### What needs to be done:
Extract every line that contains the string "type".
::: Supplied records :::
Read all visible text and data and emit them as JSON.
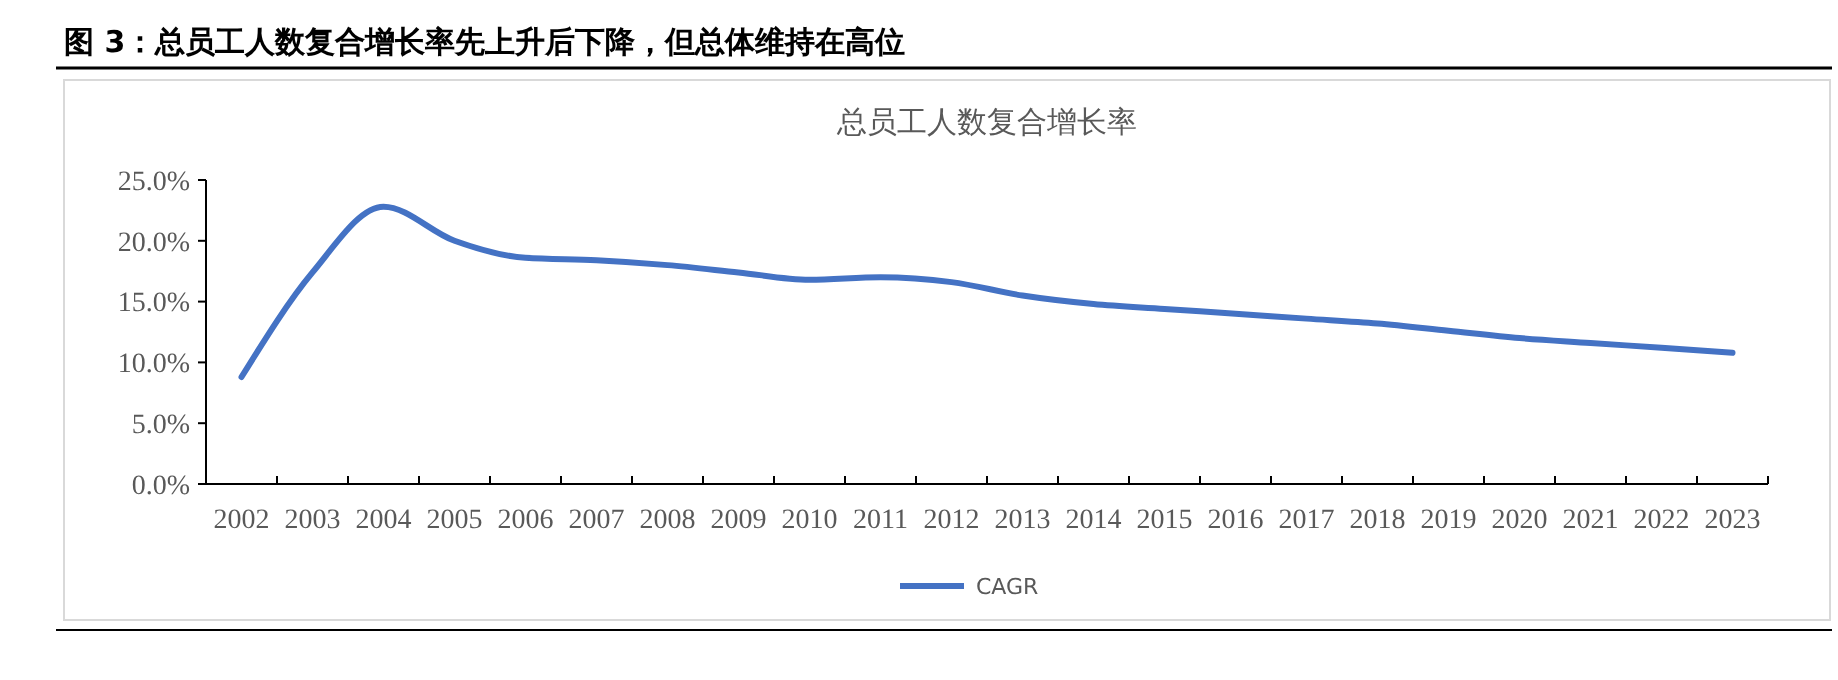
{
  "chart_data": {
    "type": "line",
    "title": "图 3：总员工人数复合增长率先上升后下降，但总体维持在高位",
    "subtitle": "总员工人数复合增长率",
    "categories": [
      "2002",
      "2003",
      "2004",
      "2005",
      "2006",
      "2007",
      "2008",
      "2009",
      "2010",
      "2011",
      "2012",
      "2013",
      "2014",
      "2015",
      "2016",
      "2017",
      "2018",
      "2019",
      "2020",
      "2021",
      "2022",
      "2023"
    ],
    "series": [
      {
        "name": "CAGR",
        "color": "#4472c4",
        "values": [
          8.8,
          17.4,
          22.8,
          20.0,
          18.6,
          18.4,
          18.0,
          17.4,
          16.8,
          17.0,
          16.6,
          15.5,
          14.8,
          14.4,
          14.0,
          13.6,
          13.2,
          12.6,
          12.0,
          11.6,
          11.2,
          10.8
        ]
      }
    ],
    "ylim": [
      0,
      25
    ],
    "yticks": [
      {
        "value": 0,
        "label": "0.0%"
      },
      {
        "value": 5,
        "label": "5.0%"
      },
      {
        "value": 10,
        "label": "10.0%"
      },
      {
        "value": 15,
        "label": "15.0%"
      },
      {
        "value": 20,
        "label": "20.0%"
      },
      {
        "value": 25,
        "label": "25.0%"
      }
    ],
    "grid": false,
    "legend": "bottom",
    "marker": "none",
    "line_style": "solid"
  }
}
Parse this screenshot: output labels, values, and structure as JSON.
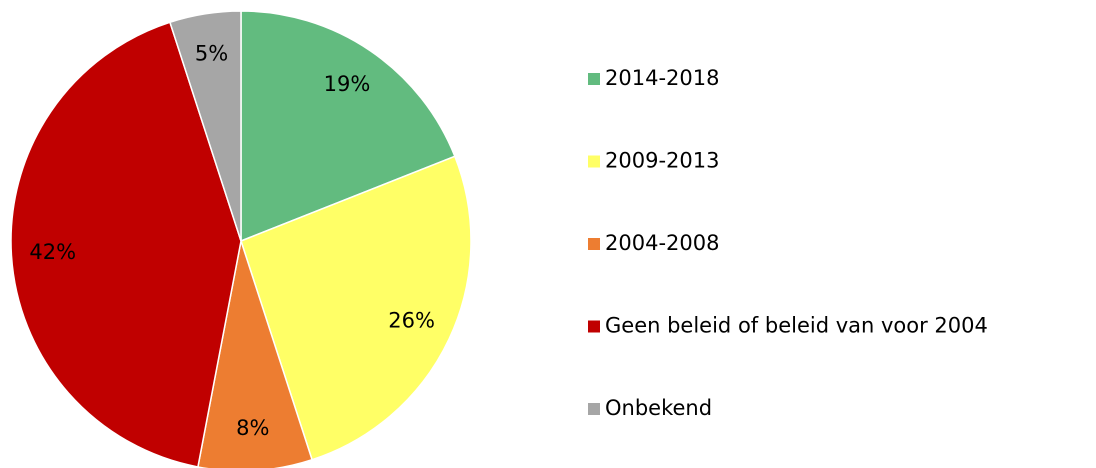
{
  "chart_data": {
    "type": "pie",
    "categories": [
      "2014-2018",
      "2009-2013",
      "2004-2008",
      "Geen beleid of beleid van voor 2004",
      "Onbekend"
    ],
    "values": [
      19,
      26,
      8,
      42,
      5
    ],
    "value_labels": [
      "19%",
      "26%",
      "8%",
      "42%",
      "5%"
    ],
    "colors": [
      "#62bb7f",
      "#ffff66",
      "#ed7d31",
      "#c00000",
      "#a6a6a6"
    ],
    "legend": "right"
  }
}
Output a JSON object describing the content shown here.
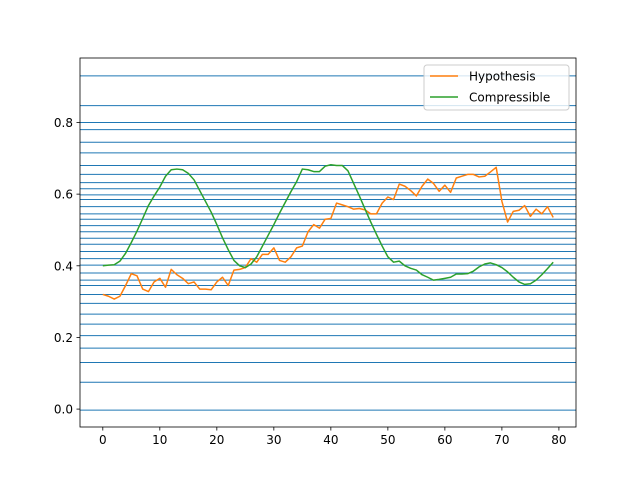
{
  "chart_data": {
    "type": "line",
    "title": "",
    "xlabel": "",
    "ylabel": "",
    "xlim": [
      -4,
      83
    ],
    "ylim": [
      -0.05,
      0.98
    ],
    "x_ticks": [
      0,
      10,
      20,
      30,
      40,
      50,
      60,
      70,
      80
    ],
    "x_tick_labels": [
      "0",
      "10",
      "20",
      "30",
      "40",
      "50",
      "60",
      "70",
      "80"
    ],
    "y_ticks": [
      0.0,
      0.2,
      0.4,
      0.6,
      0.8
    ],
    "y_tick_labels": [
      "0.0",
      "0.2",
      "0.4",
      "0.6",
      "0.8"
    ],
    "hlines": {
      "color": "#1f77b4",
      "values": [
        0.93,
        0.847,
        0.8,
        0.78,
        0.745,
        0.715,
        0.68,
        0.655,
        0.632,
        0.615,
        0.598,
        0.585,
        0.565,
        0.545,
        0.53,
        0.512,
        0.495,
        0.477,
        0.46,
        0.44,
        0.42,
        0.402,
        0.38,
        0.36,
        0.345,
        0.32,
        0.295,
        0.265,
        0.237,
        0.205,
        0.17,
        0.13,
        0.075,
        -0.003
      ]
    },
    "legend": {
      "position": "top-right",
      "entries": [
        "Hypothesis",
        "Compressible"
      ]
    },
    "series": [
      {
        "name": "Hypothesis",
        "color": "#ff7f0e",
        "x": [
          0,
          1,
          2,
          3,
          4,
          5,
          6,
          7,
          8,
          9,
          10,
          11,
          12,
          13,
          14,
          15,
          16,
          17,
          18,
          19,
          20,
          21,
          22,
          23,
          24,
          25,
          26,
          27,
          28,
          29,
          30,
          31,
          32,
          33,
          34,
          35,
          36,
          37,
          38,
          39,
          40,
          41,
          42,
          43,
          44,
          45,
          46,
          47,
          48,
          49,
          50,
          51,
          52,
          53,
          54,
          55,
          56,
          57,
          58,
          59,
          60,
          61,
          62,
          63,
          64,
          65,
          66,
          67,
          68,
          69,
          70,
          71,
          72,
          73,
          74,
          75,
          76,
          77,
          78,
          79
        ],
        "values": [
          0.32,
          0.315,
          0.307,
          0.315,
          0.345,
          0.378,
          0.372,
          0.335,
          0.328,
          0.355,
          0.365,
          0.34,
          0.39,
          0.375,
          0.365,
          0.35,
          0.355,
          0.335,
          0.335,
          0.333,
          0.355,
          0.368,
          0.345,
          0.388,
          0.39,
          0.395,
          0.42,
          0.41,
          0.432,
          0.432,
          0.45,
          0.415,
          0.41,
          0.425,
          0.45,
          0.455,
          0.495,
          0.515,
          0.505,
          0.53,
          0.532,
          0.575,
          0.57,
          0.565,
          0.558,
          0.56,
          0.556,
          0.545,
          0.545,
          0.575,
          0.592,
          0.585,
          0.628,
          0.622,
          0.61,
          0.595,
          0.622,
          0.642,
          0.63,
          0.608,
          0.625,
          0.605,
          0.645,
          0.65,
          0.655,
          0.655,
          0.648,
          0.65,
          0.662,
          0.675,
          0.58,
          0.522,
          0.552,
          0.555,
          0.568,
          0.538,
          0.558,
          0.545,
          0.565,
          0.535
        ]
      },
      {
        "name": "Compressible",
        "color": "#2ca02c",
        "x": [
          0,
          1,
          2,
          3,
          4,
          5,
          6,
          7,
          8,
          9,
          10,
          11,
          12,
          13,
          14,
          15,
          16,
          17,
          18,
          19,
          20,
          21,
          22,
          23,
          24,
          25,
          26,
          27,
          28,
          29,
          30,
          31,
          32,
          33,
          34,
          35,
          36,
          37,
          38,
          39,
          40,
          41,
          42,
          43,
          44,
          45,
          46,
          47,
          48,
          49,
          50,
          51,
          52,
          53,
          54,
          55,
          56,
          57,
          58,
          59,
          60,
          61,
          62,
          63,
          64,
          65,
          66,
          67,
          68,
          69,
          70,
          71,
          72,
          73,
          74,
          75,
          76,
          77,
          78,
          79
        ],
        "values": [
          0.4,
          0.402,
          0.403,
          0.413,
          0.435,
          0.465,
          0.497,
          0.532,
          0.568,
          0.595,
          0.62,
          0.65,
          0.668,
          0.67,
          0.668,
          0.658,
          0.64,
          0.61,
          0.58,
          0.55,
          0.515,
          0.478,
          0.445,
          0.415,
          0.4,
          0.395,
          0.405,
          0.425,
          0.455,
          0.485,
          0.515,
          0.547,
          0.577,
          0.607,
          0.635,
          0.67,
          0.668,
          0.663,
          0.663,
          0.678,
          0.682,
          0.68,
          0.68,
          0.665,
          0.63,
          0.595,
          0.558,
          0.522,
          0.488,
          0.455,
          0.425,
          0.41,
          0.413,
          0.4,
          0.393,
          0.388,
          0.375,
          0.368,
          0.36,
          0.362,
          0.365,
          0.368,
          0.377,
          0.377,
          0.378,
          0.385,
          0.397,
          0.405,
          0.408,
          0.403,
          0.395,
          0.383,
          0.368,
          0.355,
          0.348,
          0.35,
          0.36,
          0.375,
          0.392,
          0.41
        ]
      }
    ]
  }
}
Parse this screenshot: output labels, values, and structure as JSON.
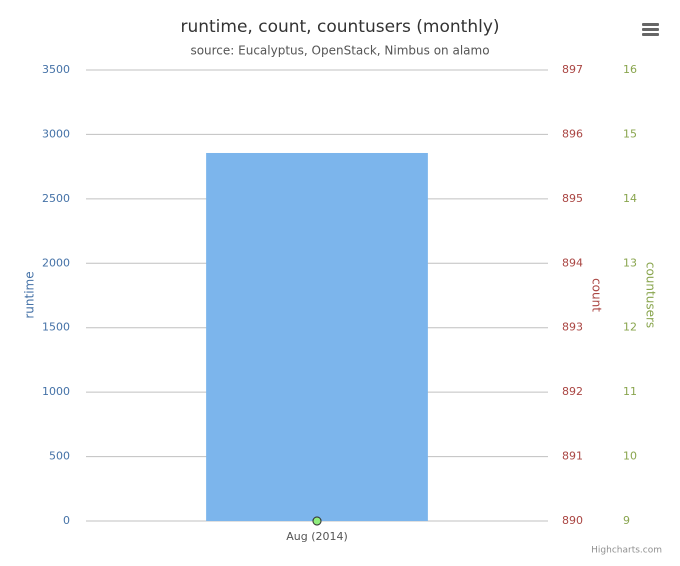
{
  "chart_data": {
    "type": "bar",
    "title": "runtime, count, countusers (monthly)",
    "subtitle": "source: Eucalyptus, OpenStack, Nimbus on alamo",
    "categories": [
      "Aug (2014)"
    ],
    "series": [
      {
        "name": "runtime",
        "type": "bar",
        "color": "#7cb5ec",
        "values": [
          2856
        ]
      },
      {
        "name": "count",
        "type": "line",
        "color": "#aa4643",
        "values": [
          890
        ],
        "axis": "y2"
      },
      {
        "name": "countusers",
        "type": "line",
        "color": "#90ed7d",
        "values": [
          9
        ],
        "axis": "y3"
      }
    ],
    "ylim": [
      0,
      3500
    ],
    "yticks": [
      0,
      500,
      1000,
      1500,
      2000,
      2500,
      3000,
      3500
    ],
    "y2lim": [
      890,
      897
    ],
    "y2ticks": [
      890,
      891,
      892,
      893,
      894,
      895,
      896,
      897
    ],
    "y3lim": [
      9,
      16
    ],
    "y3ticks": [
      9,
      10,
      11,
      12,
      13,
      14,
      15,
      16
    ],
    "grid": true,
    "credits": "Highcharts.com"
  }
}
:::
### Reply to the exercise:
    "type": "line",
    "type": "pie",
    "type": "line",
    "type": "bar",
        "type": "bar",
        "type": "line",
        "type": "line",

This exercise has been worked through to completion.